* _Directions_
Copy out all the entries exactly.

** start of Task input **

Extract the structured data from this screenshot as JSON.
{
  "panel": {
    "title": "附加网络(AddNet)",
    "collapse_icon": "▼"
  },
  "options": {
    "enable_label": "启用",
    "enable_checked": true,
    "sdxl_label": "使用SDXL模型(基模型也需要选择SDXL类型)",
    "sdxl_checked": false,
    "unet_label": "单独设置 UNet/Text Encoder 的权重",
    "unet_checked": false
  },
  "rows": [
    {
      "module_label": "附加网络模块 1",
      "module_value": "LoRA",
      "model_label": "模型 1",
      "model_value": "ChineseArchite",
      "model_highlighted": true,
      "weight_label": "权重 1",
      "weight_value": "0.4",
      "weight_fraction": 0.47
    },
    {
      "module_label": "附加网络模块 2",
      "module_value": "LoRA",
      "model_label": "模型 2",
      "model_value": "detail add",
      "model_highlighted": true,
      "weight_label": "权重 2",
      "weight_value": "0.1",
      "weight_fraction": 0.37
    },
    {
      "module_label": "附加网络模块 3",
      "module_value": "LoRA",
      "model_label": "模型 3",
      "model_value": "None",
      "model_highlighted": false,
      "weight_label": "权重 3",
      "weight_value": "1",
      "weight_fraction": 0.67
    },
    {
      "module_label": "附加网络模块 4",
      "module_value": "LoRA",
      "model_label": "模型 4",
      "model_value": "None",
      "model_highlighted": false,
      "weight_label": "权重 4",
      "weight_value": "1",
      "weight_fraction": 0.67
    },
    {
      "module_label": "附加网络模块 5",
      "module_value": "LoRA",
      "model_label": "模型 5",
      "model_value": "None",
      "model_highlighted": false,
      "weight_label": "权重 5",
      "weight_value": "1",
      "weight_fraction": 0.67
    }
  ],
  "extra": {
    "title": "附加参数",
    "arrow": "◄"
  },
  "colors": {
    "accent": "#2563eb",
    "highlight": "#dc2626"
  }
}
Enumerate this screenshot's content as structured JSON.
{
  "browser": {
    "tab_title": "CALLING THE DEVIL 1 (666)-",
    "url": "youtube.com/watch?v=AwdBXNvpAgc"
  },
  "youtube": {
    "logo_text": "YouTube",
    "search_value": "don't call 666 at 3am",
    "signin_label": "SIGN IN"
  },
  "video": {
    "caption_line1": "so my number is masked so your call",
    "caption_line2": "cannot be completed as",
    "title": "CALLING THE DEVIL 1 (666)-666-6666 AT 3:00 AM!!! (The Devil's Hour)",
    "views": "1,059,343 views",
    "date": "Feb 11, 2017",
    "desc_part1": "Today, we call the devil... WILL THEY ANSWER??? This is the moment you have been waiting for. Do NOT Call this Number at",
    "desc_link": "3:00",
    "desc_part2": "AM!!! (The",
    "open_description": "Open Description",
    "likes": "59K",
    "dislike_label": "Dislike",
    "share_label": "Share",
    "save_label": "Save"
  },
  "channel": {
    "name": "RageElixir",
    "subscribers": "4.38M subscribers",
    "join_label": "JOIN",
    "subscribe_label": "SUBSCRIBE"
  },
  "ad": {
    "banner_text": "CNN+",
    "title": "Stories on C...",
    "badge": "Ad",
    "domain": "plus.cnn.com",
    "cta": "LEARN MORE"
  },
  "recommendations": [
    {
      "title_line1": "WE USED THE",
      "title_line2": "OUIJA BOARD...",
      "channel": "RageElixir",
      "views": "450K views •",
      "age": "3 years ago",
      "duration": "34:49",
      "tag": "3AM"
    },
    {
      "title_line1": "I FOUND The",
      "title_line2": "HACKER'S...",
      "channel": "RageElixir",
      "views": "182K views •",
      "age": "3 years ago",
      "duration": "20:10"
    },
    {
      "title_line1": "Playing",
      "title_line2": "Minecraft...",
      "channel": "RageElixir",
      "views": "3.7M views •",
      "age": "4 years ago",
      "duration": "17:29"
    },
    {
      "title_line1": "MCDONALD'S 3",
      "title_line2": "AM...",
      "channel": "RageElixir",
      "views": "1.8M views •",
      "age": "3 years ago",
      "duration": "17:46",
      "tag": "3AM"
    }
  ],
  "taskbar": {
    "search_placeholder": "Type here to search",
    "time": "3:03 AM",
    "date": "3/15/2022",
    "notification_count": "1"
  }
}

** end of Task input **

* _Complete output_
Extract the structured data from this screenshot as JSON.
{
  "panel": {
    "title": "附加网络(AddNet)",
    "collapse_icon": "▼"
  },
  "options": {
    "enable_label": "启用",
    "enable_checked": true,
    "sdxl_label": "使用SDXL模型(基模型也需要选择SDXL类型)",
    "sdxl_checked": false,
    "unet_label": "单独设置 UNet/Text Encoder 的权重",
    "unet_checked": false
  },
  "rows": [
    {
      "module_label": "附加网络模块 1",
      "module_value": "LoRA",
      "model_label": "模型 1",
      "model_value": "ChineseArchite",
      "model_highlighted": true,
      "weight_label": "权重 1",
      "weight_value": "0.4",
      "weight_fraction": 0.47
    },
    {
      "module_label": "附加网络模块 2",
      "module_value": "LoRA",
      "model_label": "模型 2",
      "model_value": "detail add",
      "model_highlighted": true,
      "weight_label": "权重 2",
      "weight_value": "0.1",
      "weight_fraction": 0.37
    },
    {
      "module_label": "附加网络模块 3",
      "module_value": "LoRA",
      "model_label": "模型 3",
      "model_value": "None",
      "model_highlighted": false,
      "weight_label": "权重 3",
      "weight_value": "1",
      "weight_fraction": 0.67
    },
    {
      "module_label": "附加网络模块 4",
      "module_value": "LoRA",
      "model_label": "模型 4",
      "model_value": "None",
      "model_highlighted": false,
      "weight_label": "权重 4",
      "weight_value": "1",
      "weight_fraction": 0.67
    },
    {
      "module_label": "附加网络模块 5",
      "module_value": "LoRA",
      "model_label": "模型 5",
      "model_value": "None",
      "model_highlighted": false,
      "weight_label": "权重 5",
      "weight_value": "1",
      "weight_fraction": 0.67
    }
  ],
  "extra": {
    "title": "附加参数",
    "arrow": "◄"
  },
  "colors": {
    "accent": "#2563eb",
    "highlight": "#dc2626"
  }
}
Enumerate this screenshot's content as structured JSON.
{
  "browser": {
    "tab_title": "CALLING THE DEVIL 1 (666)-",
    "url": "youtube.com/watch?v=AwdBXNvpAgc"
  },
  "youtube": {
    "logo_text": "YouTube",
    "search_value": "don't call 666 at 3am",
    "signin_label": "SIGN IN"
  },
  "video": {
    "caption_line1": "so my number is masked so your call",
    "caption_line2": "cannot be completed as",
    "title": "CALLING THE DEVIL 1 (666)-666-6666 AT 3:00 AM!!! (The Devil's Hour)",
    "views": "1,059,343 views",
    "date": "Feb 11, 2017",
    "desc_part1": "Today, we call the devil... WILL THEY ANSWER??? This is the moment you have been waiting for. Do NOT Call this Number at",
    "desc_link": "3:00",
    "desc_part2": "AM!!! (The",
    "open_description": "Open Description",
    "likes": "59K",
    "dislike_label": "Dislike",
    "share_label": "Share",
    "save_label": "Save"
  },
  "channel": {
    "name": "RageElixir",
    "subscribers": "4.38M subscribers",
    "join_label": "JOIN",
    "subscribe_label": "SUBSCRIBE"
  },
  "ad": {
    "banner_text": "CNN+",
    "title": "Stories on C...",
    "badge": "Ad",
    "domain": "plus.cnn.com",
    "cta": "LEARN MORE"
  },
  "recommendations": [
    {
      "title_line1": "WE USED THE",
      "title_line2": "OUIJA BOARD...",
      "channel": "RageElixir",
      "views": "450K views •",
      "age": "3 years ago",
      "duration": "34:49",
      "tag": "3AM"
    },
    {
      "title_line1": "I FOUND The",
      "title_line2": "HACKER'S...",
      "channel": "RageElixir",
      "views": "182K views •",
      "age": "3 years ago",
      "duration": "20:10"
    },
    {
      "title_line1": "Playing",
      "title_line2": "Minecraft...",
      "channel": "RageElixir",
      "views": "3.7M views •",
      "age": "4 years ago",
      "duration": "17:29"
    },
    {
      "title_line1": "MCDONALD'S 3",
      "title_line2": "AM...",
      "channel": "RageElixir",
      "views": "1.8M views •",
      "age": "3 years ago",
      "duration": "17:46",
      "tag": "3AM"
    }
  ],
  "taskbar": {
    "search_placeholder": "Type here to search",
    "time": "3:03 AM",
    "date": "3/15/2022",
    "notification_count": "1"
  }
}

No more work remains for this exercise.